*Dataset excerpts*.
-- begin --

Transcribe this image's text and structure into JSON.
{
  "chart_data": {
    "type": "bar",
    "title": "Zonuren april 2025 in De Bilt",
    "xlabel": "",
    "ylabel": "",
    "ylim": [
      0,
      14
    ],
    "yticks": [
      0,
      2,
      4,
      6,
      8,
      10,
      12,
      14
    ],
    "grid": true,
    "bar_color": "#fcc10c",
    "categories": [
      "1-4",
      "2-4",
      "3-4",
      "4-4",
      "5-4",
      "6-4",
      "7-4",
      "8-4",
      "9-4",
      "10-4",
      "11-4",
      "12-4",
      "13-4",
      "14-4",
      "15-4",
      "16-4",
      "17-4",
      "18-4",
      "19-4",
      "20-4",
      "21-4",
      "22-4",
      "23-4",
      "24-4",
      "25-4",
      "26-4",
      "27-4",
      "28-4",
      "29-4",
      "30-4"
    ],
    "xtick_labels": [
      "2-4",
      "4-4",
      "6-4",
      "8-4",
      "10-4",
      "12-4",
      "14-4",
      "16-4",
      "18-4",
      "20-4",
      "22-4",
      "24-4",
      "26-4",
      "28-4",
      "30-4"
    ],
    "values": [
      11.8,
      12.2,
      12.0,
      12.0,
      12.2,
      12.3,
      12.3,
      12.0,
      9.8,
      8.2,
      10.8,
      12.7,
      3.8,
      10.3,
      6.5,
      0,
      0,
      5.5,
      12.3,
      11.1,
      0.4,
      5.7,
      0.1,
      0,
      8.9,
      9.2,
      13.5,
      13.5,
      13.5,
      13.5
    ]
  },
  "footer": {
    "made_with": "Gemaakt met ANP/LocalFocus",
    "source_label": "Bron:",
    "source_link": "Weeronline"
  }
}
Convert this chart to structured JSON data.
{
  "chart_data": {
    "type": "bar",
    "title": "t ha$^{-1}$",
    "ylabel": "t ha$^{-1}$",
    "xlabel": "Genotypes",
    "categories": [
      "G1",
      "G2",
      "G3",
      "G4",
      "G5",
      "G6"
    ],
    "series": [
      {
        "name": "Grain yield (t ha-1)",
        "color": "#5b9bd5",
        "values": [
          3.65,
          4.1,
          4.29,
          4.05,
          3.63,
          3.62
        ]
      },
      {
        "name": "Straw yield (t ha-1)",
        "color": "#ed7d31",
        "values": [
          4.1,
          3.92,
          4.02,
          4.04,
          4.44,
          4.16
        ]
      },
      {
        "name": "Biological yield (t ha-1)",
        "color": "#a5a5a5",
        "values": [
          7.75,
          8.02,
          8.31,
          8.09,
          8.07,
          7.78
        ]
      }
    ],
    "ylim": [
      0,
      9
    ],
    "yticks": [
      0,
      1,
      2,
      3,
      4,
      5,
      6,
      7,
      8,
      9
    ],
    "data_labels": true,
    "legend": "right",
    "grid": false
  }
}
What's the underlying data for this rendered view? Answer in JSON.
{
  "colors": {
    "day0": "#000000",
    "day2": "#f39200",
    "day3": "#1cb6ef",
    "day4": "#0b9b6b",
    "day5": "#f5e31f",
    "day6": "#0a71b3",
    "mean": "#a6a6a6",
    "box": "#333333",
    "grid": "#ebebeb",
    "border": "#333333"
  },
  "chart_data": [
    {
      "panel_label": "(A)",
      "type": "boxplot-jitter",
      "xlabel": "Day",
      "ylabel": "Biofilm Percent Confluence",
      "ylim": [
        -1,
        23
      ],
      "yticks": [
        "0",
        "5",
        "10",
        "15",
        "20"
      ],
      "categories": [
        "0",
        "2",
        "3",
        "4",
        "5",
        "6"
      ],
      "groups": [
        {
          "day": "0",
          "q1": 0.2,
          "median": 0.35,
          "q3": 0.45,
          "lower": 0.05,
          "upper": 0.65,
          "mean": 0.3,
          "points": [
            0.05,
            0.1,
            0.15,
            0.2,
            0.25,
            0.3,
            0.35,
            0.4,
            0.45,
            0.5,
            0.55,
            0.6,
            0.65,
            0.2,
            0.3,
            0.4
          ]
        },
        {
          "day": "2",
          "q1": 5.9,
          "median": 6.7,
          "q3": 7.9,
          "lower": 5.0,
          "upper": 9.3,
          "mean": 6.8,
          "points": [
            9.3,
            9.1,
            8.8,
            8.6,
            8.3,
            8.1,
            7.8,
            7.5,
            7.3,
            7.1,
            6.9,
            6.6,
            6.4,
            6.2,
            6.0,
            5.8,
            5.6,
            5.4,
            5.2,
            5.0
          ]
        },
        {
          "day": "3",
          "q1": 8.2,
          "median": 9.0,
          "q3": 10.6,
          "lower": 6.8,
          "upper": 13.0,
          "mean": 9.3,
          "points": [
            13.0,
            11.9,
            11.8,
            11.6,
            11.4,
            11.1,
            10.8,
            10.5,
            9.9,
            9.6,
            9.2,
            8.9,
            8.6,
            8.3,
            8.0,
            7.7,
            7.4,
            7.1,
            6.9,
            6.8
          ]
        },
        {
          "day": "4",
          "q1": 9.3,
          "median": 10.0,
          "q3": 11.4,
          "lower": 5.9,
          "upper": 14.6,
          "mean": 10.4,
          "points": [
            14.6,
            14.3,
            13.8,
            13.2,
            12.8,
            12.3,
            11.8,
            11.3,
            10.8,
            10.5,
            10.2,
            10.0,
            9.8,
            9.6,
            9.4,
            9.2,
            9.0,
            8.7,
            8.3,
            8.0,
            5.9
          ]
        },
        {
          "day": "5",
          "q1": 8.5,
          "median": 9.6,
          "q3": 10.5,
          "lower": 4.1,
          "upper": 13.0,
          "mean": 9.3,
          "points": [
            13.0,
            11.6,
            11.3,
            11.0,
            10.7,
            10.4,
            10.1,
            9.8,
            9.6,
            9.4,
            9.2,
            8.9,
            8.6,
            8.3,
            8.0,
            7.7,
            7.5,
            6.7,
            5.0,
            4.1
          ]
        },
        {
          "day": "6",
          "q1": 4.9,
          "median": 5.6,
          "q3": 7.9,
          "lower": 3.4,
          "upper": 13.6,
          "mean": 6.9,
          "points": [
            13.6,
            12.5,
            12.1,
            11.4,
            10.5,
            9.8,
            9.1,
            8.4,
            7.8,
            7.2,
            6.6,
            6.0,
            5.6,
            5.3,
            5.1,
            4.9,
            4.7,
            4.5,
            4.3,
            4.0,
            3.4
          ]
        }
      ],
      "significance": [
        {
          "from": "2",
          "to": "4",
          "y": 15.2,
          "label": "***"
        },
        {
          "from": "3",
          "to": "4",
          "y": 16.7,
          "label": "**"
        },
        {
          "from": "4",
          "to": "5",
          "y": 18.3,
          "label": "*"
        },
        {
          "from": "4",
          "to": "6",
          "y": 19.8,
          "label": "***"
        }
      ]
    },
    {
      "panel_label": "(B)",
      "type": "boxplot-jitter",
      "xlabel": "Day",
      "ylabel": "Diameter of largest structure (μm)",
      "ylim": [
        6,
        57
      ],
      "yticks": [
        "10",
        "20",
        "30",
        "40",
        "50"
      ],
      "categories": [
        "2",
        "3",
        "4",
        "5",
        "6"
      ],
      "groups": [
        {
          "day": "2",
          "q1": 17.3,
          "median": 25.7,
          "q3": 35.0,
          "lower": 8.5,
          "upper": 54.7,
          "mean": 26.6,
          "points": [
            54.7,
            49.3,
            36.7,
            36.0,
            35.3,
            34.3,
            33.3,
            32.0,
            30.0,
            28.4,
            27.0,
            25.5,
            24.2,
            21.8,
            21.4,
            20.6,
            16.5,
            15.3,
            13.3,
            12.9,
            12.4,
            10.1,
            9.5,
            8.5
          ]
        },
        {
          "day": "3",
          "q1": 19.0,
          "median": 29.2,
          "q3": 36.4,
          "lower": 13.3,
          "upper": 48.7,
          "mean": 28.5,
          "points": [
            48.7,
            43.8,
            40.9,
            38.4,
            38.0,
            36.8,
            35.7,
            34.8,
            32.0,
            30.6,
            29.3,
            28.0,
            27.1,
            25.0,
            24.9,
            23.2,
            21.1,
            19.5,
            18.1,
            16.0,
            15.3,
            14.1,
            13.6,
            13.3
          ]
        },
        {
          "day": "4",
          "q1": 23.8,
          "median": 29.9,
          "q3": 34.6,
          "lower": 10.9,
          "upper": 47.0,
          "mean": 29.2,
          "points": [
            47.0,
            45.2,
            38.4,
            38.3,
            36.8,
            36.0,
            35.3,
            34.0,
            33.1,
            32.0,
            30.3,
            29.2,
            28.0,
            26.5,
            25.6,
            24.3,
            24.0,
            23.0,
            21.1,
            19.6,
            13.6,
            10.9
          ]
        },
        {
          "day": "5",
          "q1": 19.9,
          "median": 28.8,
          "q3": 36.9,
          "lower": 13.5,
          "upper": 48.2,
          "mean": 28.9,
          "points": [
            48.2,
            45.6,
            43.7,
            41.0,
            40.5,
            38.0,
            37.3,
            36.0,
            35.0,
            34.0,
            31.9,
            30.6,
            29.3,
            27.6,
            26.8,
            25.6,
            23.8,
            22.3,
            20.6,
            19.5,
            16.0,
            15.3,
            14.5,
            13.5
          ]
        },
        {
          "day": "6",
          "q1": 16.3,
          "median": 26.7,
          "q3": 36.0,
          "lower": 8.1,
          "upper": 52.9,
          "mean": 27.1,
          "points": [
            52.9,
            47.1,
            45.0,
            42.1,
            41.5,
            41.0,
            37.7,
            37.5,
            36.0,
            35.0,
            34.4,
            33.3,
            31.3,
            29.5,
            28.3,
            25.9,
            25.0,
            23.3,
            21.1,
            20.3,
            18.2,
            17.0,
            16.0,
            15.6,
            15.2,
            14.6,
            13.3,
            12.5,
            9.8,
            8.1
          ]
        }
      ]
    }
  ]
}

-- end --

*Required task*.
Among the lines of the material, find those that hold the word "mean" and copy them.

*Task response*.
    "mean": "#a6a6a6",
          "mean": 0.3,
          "mean": 6.8,
          "mean": 9.3,
          "mean": 10.4,
          "mean": 9.3,
          "mean": 6.9,
          "mean": 26.6,
          "mean": 28.5,
          "mean": 29.2,
          "mean": 28.9,
          "mean": 27.1,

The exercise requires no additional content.